**EXERCISE PROMPT**
Copy out all the lines where "Suppléant" shows up.

**DATA SUPPLIED**
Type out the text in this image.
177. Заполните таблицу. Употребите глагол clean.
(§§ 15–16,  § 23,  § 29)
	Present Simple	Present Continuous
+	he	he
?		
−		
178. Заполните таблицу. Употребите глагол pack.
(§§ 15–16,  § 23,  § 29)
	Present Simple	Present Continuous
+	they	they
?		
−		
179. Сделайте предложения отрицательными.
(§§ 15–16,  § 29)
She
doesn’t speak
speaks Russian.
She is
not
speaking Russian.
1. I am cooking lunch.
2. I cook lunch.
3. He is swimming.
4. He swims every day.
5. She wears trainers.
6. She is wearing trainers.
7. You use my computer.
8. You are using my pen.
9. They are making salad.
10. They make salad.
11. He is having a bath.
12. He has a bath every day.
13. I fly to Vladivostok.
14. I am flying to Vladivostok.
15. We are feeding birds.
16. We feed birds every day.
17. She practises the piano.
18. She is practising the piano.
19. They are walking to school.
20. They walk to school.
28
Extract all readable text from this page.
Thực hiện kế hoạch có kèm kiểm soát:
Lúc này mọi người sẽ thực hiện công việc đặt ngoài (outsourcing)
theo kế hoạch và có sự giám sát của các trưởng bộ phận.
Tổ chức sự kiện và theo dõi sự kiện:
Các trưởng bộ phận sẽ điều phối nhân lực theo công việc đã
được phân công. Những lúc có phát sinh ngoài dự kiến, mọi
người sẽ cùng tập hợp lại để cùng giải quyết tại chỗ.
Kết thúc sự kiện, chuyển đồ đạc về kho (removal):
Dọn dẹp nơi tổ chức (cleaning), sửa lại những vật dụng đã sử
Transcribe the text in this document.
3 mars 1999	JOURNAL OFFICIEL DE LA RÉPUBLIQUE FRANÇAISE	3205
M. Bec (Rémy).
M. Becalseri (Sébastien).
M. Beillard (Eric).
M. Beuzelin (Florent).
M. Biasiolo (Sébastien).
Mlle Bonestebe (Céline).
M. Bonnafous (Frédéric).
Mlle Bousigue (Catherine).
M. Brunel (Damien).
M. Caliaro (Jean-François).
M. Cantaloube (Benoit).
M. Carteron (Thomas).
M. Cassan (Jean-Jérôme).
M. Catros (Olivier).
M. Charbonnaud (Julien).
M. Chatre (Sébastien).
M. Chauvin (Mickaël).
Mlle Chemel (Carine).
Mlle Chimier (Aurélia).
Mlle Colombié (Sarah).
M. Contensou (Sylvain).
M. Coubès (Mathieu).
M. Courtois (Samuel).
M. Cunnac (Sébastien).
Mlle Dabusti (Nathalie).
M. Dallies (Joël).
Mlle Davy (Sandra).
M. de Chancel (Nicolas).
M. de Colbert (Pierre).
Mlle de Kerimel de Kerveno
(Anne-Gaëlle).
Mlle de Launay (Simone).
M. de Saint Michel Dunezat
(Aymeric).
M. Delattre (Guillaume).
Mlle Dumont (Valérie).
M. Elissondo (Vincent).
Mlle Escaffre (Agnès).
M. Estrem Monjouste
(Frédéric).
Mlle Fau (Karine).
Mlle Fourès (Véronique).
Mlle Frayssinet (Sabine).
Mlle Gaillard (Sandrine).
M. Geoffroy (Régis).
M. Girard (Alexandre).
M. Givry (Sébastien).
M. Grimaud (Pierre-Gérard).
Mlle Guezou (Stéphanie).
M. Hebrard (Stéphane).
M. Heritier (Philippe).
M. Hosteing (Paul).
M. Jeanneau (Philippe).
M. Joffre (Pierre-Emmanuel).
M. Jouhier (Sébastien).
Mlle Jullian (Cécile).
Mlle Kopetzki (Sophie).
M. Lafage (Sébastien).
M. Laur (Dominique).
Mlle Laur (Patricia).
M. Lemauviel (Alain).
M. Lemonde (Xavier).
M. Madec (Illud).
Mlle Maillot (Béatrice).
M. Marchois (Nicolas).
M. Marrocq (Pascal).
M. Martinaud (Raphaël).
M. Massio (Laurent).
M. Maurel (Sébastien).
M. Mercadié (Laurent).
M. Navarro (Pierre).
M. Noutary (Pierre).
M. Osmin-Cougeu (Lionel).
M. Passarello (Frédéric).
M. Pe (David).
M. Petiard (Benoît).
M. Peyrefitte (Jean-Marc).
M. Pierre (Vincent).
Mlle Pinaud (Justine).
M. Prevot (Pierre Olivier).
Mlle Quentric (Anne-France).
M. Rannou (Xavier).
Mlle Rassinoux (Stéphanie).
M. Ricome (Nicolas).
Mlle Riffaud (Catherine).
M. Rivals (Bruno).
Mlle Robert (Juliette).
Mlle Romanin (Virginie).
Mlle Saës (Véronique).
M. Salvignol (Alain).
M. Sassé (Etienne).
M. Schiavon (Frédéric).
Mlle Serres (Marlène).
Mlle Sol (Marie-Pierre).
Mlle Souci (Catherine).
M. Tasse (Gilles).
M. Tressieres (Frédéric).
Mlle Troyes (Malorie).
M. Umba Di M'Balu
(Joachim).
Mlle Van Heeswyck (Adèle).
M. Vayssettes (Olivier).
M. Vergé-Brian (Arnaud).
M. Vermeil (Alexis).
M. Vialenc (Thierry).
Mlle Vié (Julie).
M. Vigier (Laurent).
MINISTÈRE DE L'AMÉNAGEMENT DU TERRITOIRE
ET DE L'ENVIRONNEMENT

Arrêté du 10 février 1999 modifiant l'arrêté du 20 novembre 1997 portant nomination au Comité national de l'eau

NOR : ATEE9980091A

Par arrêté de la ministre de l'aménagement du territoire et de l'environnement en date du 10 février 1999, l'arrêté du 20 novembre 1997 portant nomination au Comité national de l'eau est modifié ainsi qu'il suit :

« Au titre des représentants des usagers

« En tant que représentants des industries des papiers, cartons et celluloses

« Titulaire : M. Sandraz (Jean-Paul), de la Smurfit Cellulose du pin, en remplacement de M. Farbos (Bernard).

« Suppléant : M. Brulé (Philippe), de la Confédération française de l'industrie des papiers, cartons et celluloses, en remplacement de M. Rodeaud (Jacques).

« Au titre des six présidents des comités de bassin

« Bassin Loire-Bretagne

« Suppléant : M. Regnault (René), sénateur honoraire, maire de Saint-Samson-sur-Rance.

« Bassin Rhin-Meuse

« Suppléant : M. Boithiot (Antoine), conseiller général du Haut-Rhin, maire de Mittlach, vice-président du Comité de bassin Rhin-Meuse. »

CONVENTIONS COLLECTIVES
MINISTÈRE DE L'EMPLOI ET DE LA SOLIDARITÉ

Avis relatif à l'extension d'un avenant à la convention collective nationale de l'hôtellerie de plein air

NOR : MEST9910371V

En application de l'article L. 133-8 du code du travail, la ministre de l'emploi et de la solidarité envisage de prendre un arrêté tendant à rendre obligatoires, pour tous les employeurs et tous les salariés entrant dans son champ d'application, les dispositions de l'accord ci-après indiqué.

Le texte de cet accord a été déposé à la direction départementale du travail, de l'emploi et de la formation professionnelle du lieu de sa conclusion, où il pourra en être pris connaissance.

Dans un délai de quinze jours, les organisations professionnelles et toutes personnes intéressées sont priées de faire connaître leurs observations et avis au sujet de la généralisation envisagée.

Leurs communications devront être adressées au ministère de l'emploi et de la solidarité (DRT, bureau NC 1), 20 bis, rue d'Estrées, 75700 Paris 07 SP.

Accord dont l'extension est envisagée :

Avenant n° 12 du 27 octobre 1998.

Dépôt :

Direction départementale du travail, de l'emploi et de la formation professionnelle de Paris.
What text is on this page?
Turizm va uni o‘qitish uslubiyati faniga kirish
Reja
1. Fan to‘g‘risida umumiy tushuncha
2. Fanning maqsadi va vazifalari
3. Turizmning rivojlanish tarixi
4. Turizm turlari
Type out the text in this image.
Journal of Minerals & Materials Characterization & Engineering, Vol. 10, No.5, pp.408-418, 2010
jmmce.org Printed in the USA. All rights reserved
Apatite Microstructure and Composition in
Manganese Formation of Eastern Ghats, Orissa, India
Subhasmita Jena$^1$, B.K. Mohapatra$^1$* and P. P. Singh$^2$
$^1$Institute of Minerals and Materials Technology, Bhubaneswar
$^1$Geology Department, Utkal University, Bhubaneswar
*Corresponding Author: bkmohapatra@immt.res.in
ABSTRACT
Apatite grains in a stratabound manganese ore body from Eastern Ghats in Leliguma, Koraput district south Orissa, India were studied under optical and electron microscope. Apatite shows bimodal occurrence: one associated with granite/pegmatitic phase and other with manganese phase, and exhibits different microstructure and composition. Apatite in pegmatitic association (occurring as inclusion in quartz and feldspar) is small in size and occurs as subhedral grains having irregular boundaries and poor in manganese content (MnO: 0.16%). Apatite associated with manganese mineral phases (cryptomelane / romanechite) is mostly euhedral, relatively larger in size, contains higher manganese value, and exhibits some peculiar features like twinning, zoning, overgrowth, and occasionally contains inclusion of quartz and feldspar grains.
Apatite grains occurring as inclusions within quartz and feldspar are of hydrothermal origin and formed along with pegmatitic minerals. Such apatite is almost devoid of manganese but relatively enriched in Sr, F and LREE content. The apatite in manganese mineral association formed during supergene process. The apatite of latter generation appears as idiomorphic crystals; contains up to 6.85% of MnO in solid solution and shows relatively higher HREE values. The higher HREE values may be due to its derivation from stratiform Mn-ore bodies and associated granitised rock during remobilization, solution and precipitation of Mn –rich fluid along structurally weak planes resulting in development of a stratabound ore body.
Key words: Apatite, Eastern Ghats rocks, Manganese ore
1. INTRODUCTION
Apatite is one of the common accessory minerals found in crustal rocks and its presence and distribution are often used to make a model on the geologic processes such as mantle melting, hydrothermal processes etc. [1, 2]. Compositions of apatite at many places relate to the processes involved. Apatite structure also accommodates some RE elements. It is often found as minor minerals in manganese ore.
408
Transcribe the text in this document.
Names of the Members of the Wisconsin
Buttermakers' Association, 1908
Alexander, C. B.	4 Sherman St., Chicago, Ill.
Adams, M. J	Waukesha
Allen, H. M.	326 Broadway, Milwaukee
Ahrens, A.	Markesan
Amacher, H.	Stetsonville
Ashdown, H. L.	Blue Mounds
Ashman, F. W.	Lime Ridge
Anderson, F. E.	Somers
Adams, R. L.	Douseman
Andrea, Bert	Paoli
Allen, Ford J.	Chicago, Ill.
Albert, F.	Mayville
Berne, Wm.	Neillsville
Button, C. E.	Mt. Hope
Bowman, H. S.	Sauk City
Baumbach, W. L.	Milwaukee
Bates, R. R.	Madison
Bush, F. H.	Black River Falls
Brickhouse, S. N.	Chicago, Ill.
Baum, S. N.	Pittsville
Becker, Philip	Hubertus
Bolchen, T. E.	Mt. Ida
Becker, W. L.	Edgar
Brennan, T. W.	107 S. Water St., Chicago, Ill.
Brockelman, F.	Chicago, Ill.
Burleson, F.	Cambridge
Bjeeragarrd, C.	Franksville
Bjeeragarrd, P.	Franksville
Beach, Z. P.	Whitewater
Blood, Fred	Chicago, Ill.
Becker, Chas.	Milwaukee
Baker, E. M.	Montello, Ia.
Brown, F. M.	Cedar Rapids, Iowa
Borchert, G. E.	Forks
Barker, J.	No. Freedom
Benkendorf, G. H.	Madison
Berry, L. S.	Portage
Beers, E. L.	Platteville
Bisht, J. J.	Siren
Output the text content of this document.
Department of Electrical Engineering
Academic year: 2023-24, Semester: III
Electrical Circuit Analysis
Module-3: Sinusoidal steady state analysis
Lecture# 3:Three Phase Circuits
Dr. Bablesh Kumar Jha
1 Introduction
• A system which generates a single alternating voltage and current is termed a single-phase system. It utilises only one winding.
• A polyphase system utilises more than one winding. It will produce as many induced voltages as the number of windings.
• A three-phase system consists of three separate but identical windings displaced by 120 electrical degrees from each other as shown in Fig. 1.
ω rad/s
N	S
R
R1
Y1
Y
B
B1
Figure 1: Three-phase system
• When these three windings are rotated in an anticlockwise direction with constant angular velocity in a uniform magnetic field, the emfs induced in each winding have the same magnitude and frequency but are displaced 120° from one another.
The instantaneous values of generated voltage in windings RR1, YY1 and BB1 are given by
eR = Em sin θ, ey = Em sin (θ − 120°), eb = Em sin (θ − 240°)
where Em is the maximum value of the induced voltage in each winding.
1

**FULL RESPONSE**
« Suppléant : M. Brulé (Philippe), de la Confédération française de l'industrie des papiers, cartons et celluloses, en remplacement de M. Rodeaud (Jacques).
« Suppléant : M. Regnault (René), sénateur honoraire, maire de Saint-Samson-sur-Rance.
« Suppléant : M. Boithiot (Antoine), conseiller général du Haut-Rhin, maire de Mittlach, vice-président du Comité de bassin Rhin-Meuse. »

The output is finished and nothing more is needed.